> **Stated exercise**:
From the entries below, gather every line containing the string "ଉପଅଧ".

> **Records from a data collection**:
· · ·

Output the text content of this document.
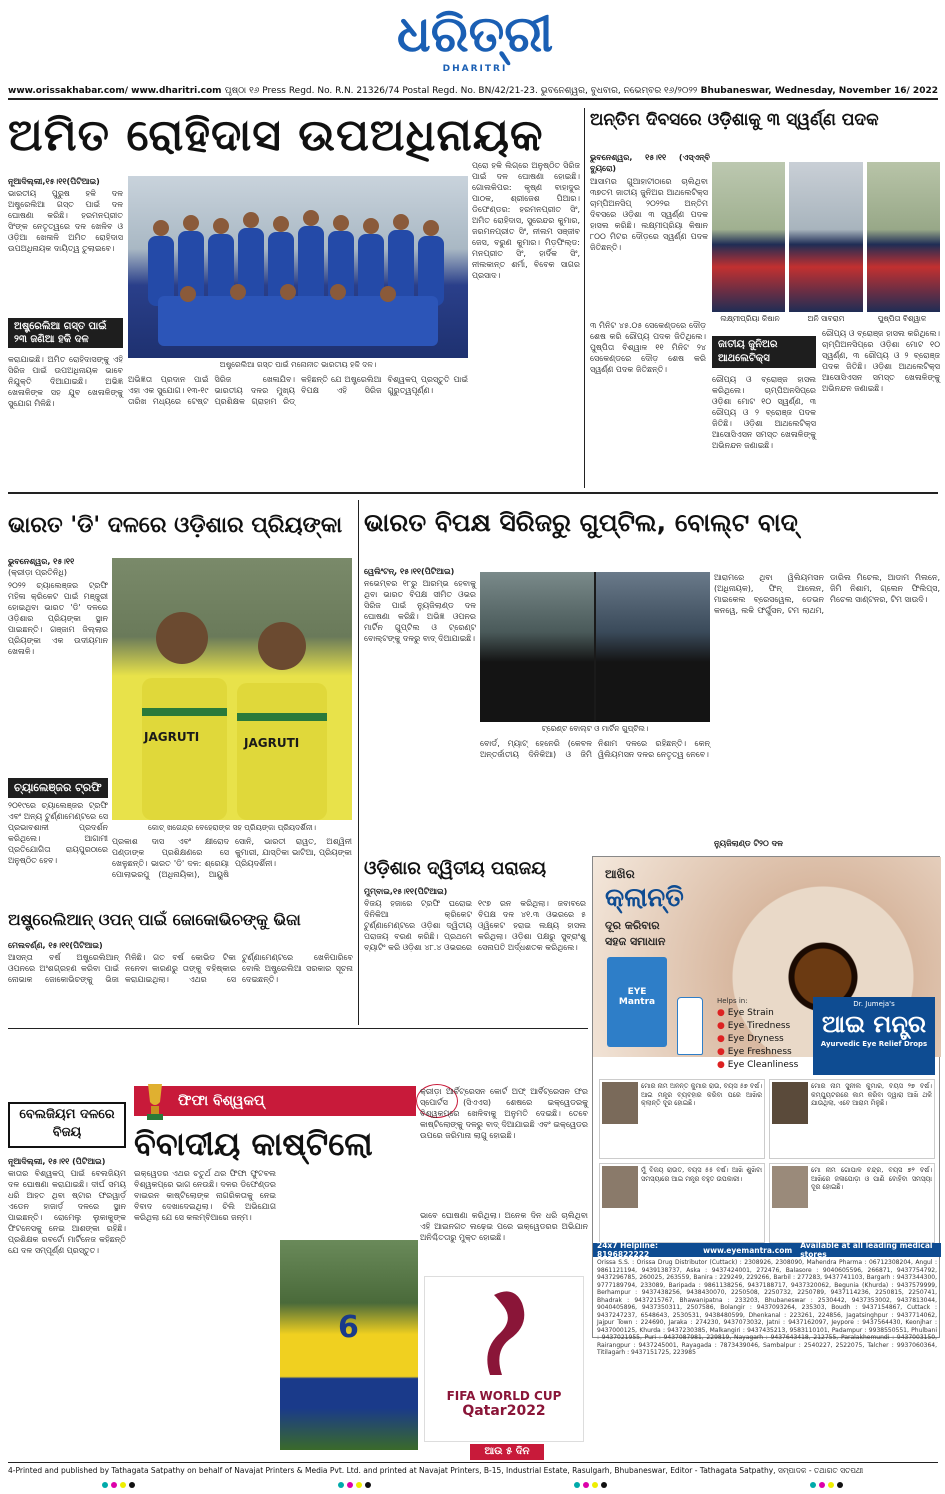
ଧରିତ୍ରୀ
DHARITRI
www.orissakhabar.com/ www.dharitri.com ପୃଷ୍ଠା ୧୬ Press Regd. No. R.N. 21326/74 Postal Regd. No. BN/42/21-23. ଭୁବନେଶ୍ୱର, ବୁଧବାର, ନଭେମ୍ବର ୧୬/୨୦୨୨ Bhubaneswar, Wednesday, November 16/ 2022
ଅମିତ ରୋହିଦାସ ଉପଅଧିନାୟକ
ନୂଆଦିଲ୍ଲୀ,୧୫।୧୧(ପିଟିଆଇ)
ଭାରତୀୟ ପୁରୁଷ ହକି ଦଳ ଅଷ୍ଟ୍ରେଲିଆ ଗସ୍ତ ପାଇଁ ଦଳ ଘୋଷଣା କରିଛି। ହରମନପ୍ରୀତ ସିଂଙ୍କ ନେତୃତ୍ୱରେ ଦଳ ଖେଳିବ ଓ ଓଡ଼ିଆ ଖେଳାଳି ଅମିତ ରୋହିଦାସ ଉପଅଧିନାୟକ ଦାୟିତ୍ୱ ତୁଲାଇବେ।
ଅଷ୍ଟ୍ରେଲିଆ ଗସ୍ତ ପାଇଁ ୨୩ ଜଣିଆ ହକି ଦଳ
କରାଯାଇଛି। ଅମିତ ରୋହିଦାସଙ୍କୁ ଏହି ସିରିଜ ପାଇଁ ଉପଅଧିନାୟକ ଭାବେ ନିଯୁକ୍ତି ଦିଆଯାଇଛି। ଅଭିଜ୍ଞ ଖେଳାଳିଙ୍କ ସହ ଯୁବ ଖେଳାଳିଙ୍କୁ ସୁଯୋଗ ମିଳିଛି।
ଅଷ୍ଟ୍ରେଲିଆ ଗସ୍ତ ପାଇଁ ମନୋନୀତ ଭାରତୀୟ ହକି ଦଳ।
ପ୍ରୋ ହକି ଲିଗ୍‌ରେ ଅନୁଷ୍ଠିତ ସିରିଜ ପାଇଁ ଦଳ ଘୋଷଣା ହୋଇଛି। ଗୋଲକିପର: କୃଷ୍ଣ ବାହାଦୁର ପାଠକ, ଶ୍ରୀଜେଶ ପିଆର। ଡିଫେଣ୍ଡର: ହରମନପ୍ରୀତ ସିଂ, ଅମିତ ରୋହିଦାସ, ସୁରେନ୍ଦର କୁମାର, ଜରମନପ୍ରୀତ ସିଂ, ନୀଲମ ସଞ୍ଜୀବ ଜେସ, ବରୁଣ କୁମାର। ମିଡ଼ଫିଲ୍ଡ: ମନପ୍ରୀତ ସିଂ, ହାର୍ଦିକ ସିଂ, ନୀଲକାନ୍ତ ଶର୍ମା, ବିବେକ ସାଗର ପ୍ରସାଦ।
ଅଭିଜ୍ଞତା ପ୍ରଦାନ ପାଇଁ ଏହା ଏକ ସୁଯୋଗ। ୧୩-୧୯ ତାରିଖ ମଧ୍ୟରେ ଟେଷ୍ଟ ସିରିଜ ଖେଳାଯିବ। ଭାରତୀୟ ଦଳର ମୁଖ୍ୟ ପ୍ରଶିକ୍ଷକ ଗ୍ରାହାମ ରିଡ୍ କହିଛନ୍ତି ଯେ ଅଷ୍ଟ୍ରେଲିଆ ବିପକ୍ଷ ଏହି ସିରିଜ ବିଶ୍ୱକପ୍ ପ୍ରସ୍ତୁତି ପାଇଁ ଗୁରୁତ୍ୱପୂର୍ଣ୍ଣ।
ଅନ୍ତିମ ଦିବସରେ ଓଡ଼ିଶାକୁ ୩ ସ୍ୱର୍ଣ୍ଣ ପଦକ
ଭୁବନେଶ୍ୱର, ୧୫।୧୧ (ଏସ୍‌ଏନ୍‌ବି ବ୍ୟୁରୋ)
ଆସାମର ଗୁଆହାଟୀଠାରେ ଚାଲିଥିବା ୩୭ତମ ଜାତୀୟ ଜୁନିଅର ଆଥଲେଟିକ୍ସ ଚାମ୍ପିଅନସିପ୍ ୨୦୨୨ର ଅନ୍ତିମ ଦିବସରେ ଓଡ଼ିଶା ୩ ସ୍ୱର୍ଣ୍ଣ ପଦକ ହାସଲ କରିଛି। ଲକ୍ଷ୍ମୀପ୍ରିୟା କିଷାନ ୮୦୦ ମିଟର ଦୌଡ଼ରେ ସ୍ୱର୍ଣ୍ଣ ପଦକ ଜିତିଛନ୍ତି।
ଲକ୍ଷ୍ମୀପ୍ରିୟା କିଷାନ	ଅନି ସାବରାମ	ପୁଷ୍ପିତା ବିଶ୍ୱାଳ
ଜାତୀୟ ଜୁନିଅର ଆଥଲେଟିକ୍ସ
ରୌପ୍ୟ ଓ ବ୍ରୋଞ୍ଜ ହାସଲ କରିଥିଲେ। ଚାମ୍ପିଅନସିପ୍‌ରେ ଓଡ଼ିଶା ମୋଟ ୧୦ ସ୍ୱର୍ଣ୍ଣ, ୩ ରୌପ୍ୟ ଓ ୨ ବ୍ରୋଞ୍ଜ ପଦକ ଜିତିଛି। ଓଡ଼ିଶା ଆଥଲେଟିକ୍ସ ଆସୋସିଏସନ ସମସ୍ତ ଖେଳାଳିଙ୍କୁ ଅଭିନନ୍ଦନ ଜଣାଇଛି।
୩ ମିନିଟ ୪୫.୦୫ ସେକେଣ୍ଡରେ ଦୌଡ଼ ଶେଷ କରି ରୌପ୍ୟ ପଦକ ଜିତିଥିଲେ। ପୁଷ୍ପିତା ବିଶ୍ୱାଳ ୧୧ ମିନିଟ ୨୪ ସେକେଣ୍ଡରେ ଦୌଡ଼ ଶେଷ କରି ସ୍ୱର୍ଣ୍ଣ ପଦକ ଜିତିଛନ୍ତି।
ରୌପ୍ୟ ଓ ବ୍ରୋଞ୍ଜ ହାସଲ କରିଥିଲେ। ଚାମ୍ପିଅନସିପ୍‌ରେ ଓଡ଼ିଶା ମୋଟ ୧୦ ସ୍ୱର୍ଣ୍ଣ, ୩ ରୌପ୍ୟ ଓ ୨ ବ୍ରୋଞ୍ଜ ପଦକ ଜିତିଛି। ଓଡ଼ିଶା ଆଥଲେଟିକ୍ସ ଆସୋସିଏସନ ସମସ୍ତ ଖେଳାଳିଙ୍କୁ ଅଭିନନ୍ଦନ ଜଣାଇଛି।
ଭାରତ 'ଡି' ଦଳରେ ଓଡ଼ିଶାର ପ୍ରିୟଙ୍କା
ଭୁବନେଶ୍ୱର, ୧୫।୧୧
(କ୍ରୀଡ଼ା ପ୍ରତିନିଧି)
୨୦୨୨ ଚ୍ୟାଲେଞ୍ଜର ଟ୍ରଫି ମହିଳା କ୍ରିକେଟ ପାଇଁ ମଞ୍ଜୁରୀ ହୋଇଥିବା ଭାରତ 'ଡି' ଦଳରେ ଓଡ଼ିଶାର ପ୍ରିୟଙ୍କା ସ୍ଥାନ ପାଇଛନ୍ତି। ଗଞ୍ଜାମ ଜିଲ୍ଲାର ପ୍ରିୟଙ୍କା ଏକ ଉଦୀୟମାନ ଖେଳାଳି।
JAGRUTI	JAGRUTI
ଚ୍ୟାଲେଞ୍ଜର ଟ୍ରଫି
୨୦୧୯ରେ ଚ୍ୟାଲେଞ୍ଜର ଟ୍ରଫି ଏବଂ ଅନ୍ୟ ଟୁର୍ଣ୍ଣାମେଣ୍ଟରେ ସେ ପ୍ରଭାବଶାଳୀ ପ୍ରଦର୍ଶନ କରିଥିଲେ। ଆଗାମୀ ପ୍ରତିଯୋଗିତା ରାୟପୁରଠାରେ ଅନୁଷ୍ଠିତ ହେବ।
କୋଚ୍ ଖଗେନ୍ଦ୍ର ବେହେରାଙ୍କ ସହ ପ୍ରିୟଙ୍କା ପ୍ରିୟଦର୍ଶିନୀ।
ପ୍ରକାଶ ଦାସ ଏବଂ କ୍ଷୀରୋଦ ପଣ୍ଡାଙ୍କ ପ୍ରଶିକ୍ଷଣରେ ସେ ଖେଳୁଛନ୍ତି। ଭାରତ 'ଡି' ଦଳ: ଶ୍ରେୟା ପୋଲାଭରପୁ (ଅଧିନାୟିକା), ଆୟୁଷି ସୋନି, ଭାରତୀ ରାୱତ, ଅଶ୍ୱିନୀ କୁମାରୀ, ଯାସ୍ତିକା ଭାଟିଆ, ପ୍ରିୟଙ୍କା ପ୍ରିୟଦର୍ଶିନୀ।
ଅଷ୍ଟ୍ରେଲିଆନ୍ ଓପନ୍ ପାଇଁ ଜୋକୋଭିଚଙ୍କୁ ଭିଜା
ମେଲବର୍ଣ୍ଣ, ୧୫।୧୧(ପିଟିଆଇ)
ଆସନ୍ତା ବର୍ଷ ଅଷ୍ଟ୍ରେଲିଆନ୍ ଓପନରେ ଅଂଶଗ୍ରହଣ କରିବା ପାଇଁ ନୋଭାକ ଜୋକୋଭିଚଙ୍କୁ ଭିଜା ମିଳିଛି। ଗତ ବର୍ଷ କୋଭିଡ ଟିକା ନନେବା କାରଣରୁ ତାଙ୍କୁ ବହିଷ୍କାର କରାଯାଇଥିଲା। ଏଥର ସେ ଟୁର୍ଣ୍ଣାମେଣ୍ଟରେ ଖେଳିପାରିବେ ବୋଲି ଅଷ୍ଟ୍ରେଲିଆ ସରକାର ସୂଚନା ଦେଇଛନ୍ତି।
ଭାରତ ବିପକ୍ଷ ସିରିଜରୁ ଗୁପ୍‌ଟିଲ, ବୋଲ୍ଟ ବାଦ୍
ୱେଲିଂଟନ୍, ୧୫।୧୧(ପିଟିଆଇ)
ନଭେମ୍ବର ୧୮ରୁ ଆରମ୍ଭ ହେବାକୁ ଥିବା ଭାରତ ବିପକ୍ଷ ସୀମିତ ଓଭର ସିରିଜ ପାଇଁ ନ୍ୟୁଜିଲାଣ୍ଡ ଦଳ ଘୋଷଣା କରିଛି। ଅଭିଜ୍ଞ ଓପନର ମାର୍ଟିନ ଗୁପ୍‌ଟିଲ ଓ ଟ୍ରେଣ୍ଟ ବୋଲ୍ଟଙ୍କୁ ଦଳରୁ ବାଦ୍ ଦିଆଯାଇଛି।
ଟ୍ରେଣ୍ଟ ବୋଲ୍ଟ ଓ ମାର୍ଟିନ ଗୁପ୍‌ଟିଲ।
ବୋର୍ଡ, ମ୍ୟାଟ୍ ହେନେରି (କେବଳ ଅନ୍ତର୍ଜାତୀୟ ଦିନିକିଆ) ଓ ଜିମି ନିଶାମ ଦଳରେ ରହିଛନ୍ତି। କେନ୍ ୱିଲିୟମସନ ଦଳର ନେତୃତ୍ୱ ନେବେ।
ଆରାମରେ ଥିବା ୱିଲିୟମସନ (ଅଧିନାୟକ), ଫିନ୍ ଆଲେନ, ମାଇକେଲ ବ୍ରେସୱେଲ, ଡେଭନ କନୱେ, ଲକି ଫର୍ଗୁସନ, ଟମ ଲାଥମ, ଡାରିଲ ମିଚେଲ, ଆଡାମ ମିଲନେ, ଜିମି ନିଶାମ, ଗ୍ଲେନ ଫିଲିପ୍ସ, ମିଚେଲ ସାଣ୍ଟନର, ଟିମ ସାଉଦି।
ନ୍ୟୁଜିଲାଣ୍ଡ ଟି୨୦ ଦଳ
ଓଡ଼ିଶାର ଦ୍ୱିତୀୟ ପରାଜୟ
ମୁମ୍ବାଇ,୧୫।୧୧(ପିଟିଆଇ)
ବିଜୟ ହଜାରେ ଟ୍ରଫି ଘରୋଇ ଦିନିକିଆ କ୍ରିକେଟ ଟୁର୍ଣ୍ଣାମେଣ୍ଟରେ ଓଡ଼ିଶା ଦ୍ୱିତୀୟ ପରାଜୟ ବରଣ କରିଛି। ପ୍ରଥମେ ବ୍ୟାଟିଂ କରି ଓଡ଼ିଶା ୪୮.୪ ଓଭରରେ ୧୯୭ ରନ କରିଥିଲା। ଜବାବରେ ବିପକ୍ଷ ଦଳ ୪୧.୩ ଓଭରରେ ୫ ଓ୍ୱିକେଟ ହରାଇ ଲକ୍ଷ୍ୟ ହାସଲ କରିଥିଲା। ଓଡ଼ିଶା ପକ୍ଷରୁ ସୁବ୍ରାଂଶୁ ସେନାପତି ଅର୍ଦ୍ଧଶତକ କରିଥିଲେ।
ଆଖିର
କ୍ଲାନ୍ତି
ଦୂର କରିବାର
ସହଜ ସମାଧାନ
EYE Mantra	Helps in:
● Eye Strain
● Eye Tiredness
● Eye Dryness
● Eye Freshness
● Eye Cleanliness
Dr. Jumeja's
ଆଇ ମନ୍ତ୍ର
Ayurvedic Eye Relief Drops
ମୋର ନାମ ଅନନ୍ତ କୁମାର ରାଉ, ବୟସ ୫୭ ବର୍ଷ। ଆଇ ମନ୍ତ୍ର ବ୍ୟବହାର କରିବା ପରେ ଆଖିର କ୍ଲାନ୍ତି ଦୂର ହୋଇଛି।
ମୋର ନାମ ସୁନୀଲ କୁମାର, ବୟସ ୨୭ ବର୍ଷ। କମ୍ପ୍ୟୁଟରରେ କାମ କରିବା ଦ୍ୱାରା ଆଖି ଥକି ଯାଉଥିଲା, ଏବେ ଆରାମ ମିଳୁଛି।
ମୁଁ ବିଜୟ ରାଉତ, ବୟସ ୫୫ ବର୍ଷ। ଆଖି ଶୁଖିବା ସମସ୍ୟାରେ ଆଇ ମନ୍ତ୍ର ବହୁତ ଉପକାରୀ।
ମୋ ନାମ ଗୋପାଳ ଚନ୍ଦ୍ର, ବୟସ ୭୨ ବର୍ଷ। ଆଖିରେ ଜଳାପୋଡ଼ା ଓ ପାଣି ବୋହିବା ସମସ୍ୟା ଦୂର ହୋଇଛି।
24x7 Helpline: 8196822222	www.eyemantra.com Available at all leading medical stores
Orissa S.S. : Orissa Drug Distributor (Cuttack) : 2308926, 2308090, Mahendra Pharma : 06712308204, Angul : 9861121194, 9439138737, Aska : 9437424001, 272476, Balasore : 9040605596, 266871, 9437754792, 9437296785, 260025, 263559, Banira : 229249, 229266, Barbil : 277283, 9437741103, Bargarh : 9437344300, 9777189794, 233089, Baripada : 9861138256, 9437188717, 9437320062, Begunia (Khurda) : 9437579999, Berhampur : 9437438256, 9438430070, 2250508, 2250732, 2250789, 9437114236, 2250815, 2250741, Bhadrak : 9437215767, Bhawanipatna : 233203, Bhubaneswar : 2530442, 9437353002, 9437813044, 9040405896, 9437350311, 2507586, Bolangir : 9437093264, 235303, Boudh : 9437154867, Cuttack : 9437247237, 6548643, 2530531, 9438480599, Dhenkanal : 223261, 224856, Jagatsinghpur : 9437714062, Jajpur Town : 224690, Jaraka : 274230, 9437073032, Jatni : 9437162097, Jeypore : 9437564430, Keonjhar : 9437000125, Khurda : 9437230385, Malkangiri : 9437435213, 9583110101, Padampur : 9938550551, Phulbani : 9437021955, Puri : 9437087981, 229819, Nayagarh : 9437643418, 212755, Paralakhemundi : 9437003150, Rairangpur : 9437245001, Rayagada : 7873439046, Sambalpur : 2540227, 2522075, Talcher : 9937060364, Titilagarh : 9437151725, 223985
ବେଲଜିୟମ ଦଳରେ ବିଜୟ
ନୂଆଦିଲ୍ଲୀ, ୧୫।୧୧ (ପିଟିଆଇ)
କାତାର ବିଶ୍ୱକପ୍ ପାଇଁ ବେଲଜିୟମ ଦଳ ଘୋଷଣା କରାଯାଇଛି। ଦୀର୍ଘ ସମୟ ଧରି ଆହତ ଥିବା ଷ୍ଟାର ଫରୱାର୍ଡ଼ ଏଡେନ ହାଜାର୍ଡ଼ ଦଳରେ ସ୍ଥାନ ପାଇଛନ୍ତି। ରୋମେଲୁ ଲୁକାକୁଙ୍କ ଫିଟନେସକୁ ନେଇ ଆଶଙ୍କା ରହିଛି। ପ୍ରଶିକ୍ଷକ ରବର୍ଟୋ ମାର୍ଟିନେଜ କହିଛନ୍ତି ଯେ ଦଳ ସମ୍ପୂର୍ଣ୍ଣ ପ୍ରସ୍ତୁତ।
ଫିଫା ବିଶ୍ୱକପ୍
ବିବାଦୀୟ କାଷ୍ଟିଲୋ
ଇକ୍ୱେଡର ଏଥର ଚତୁର୍ଥ ଥର ଫିଫା ଫୁଟବଲ ବିଶ୍ୱକପ୍‌ରେ ଭାଗ ନେଉଛି। ଦଳର ଡିଫେଣ୍ଡର ବାଇରନ କାଷ୍ଟିଲୋଙ୍କ ନାଗରିକତାକୁ ନେଇ ବିବାଦ ଦେଖାଦେଇଥିଲା। ଚିଲି ଅଭିଯୋଗ କରିଥିଲା ଯେ ସେ କଲମ୍ବିଆରେ ଜନ୍ମ।
6
କ୍ରୀଡ଼ା ଆର୍ବିଟ୍ରେସନ କୋର୍ଟ ଅଫ୍ ଆର୍ବିଟ୍ରେସନ ଫର ସ୍ପୋର୍ଟସ (ସିଏଏସ) ଶେଷରେ ଇକ୍ୱେଡରକୁ ବିଶ୍ୱକପ୍‌ରେ ଖେଳିବାକୁ ଅନୁମତି ଦେଇଛି। ତେବେ କାଷ୍ଟିଲୋଙ୍କୁ ଦଳରୁ ବାଦ୍ ଦିଆଯାଇଛି ଏବଂ ଇକ୍ୱେଡର ଉପରେ ଜରିମାନା ଲାଗୁ ହୋଇଛି।
ଭାବେ ଘୋଷଣା କରିଥିଲା। ଅନେକ ଦିନ ଧରି ଚାଲିଥିବା ଏହି ଆଇନଗତ ଲଢ଼େଇ ପରେ ଇକ୍ୱେଡରର ଅଭିଯାନ ଅନିଶ୍ଚିତତାରୁ ମୁକ୍ତ ହୋଇଛି।
FIFA WORLD CUP
Qatar2022
ଆଉ ୫ ଦିନ
4-Printed and published by Tathagata Satpathy on behalf of Navajat Printers & Media Pvt. Ltd. and printed at Navajat Printers, B-15, Industrial Estate, Rasulgarh, Bhubaneswar, Editor - Tathagata Satpathy, ସମ୍ପାଦକ - ତଥାଗତ ସତପଥୀ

· · ·

> **Response to the exercise**:
ଅମିତ ରୋହିଦାସ ଉପଅଧିନାୟକ
ଭାରତୀୟ ପୁରୁଷ ହକି ଦଳ ଅଷ୍ଟ୍ରେଲିଆ ଗସ୍ତ ପାଇଁ ଦଳ ଘୋଷଣା କରିଛି। ହରମନପ୍ରୀତ ସିଂଙ୍କ ନେତୃତ୍ୱରେ ଦଳ ଖେଳିବ ଓ ଓଡ଼ିଆ ଖେଳାଳି ଅମିତ ରୋହିଦାସ ଉପଅଧିନାୟକ ଦାୟିତ୍ୱ ତୁଲାଇବେ।
କରାଯାଇଛି। ଅମିତ ରୋହିଦାସଙ୍କୁ ଏହି ସିରିଜ ପାଇଁ ଉପଅଧିନାୟକ ଭାବେ ନିଯୁକ୍ତି ଦିଆଯାଇଛି। ଅଭିଜ୍ଞ ଖେଳାଳିଙ୍କ ସହ ଯୁବ ଖେଳାଳିଙ୍କୁ ସୁଯୋଗ ମିଳିଛି।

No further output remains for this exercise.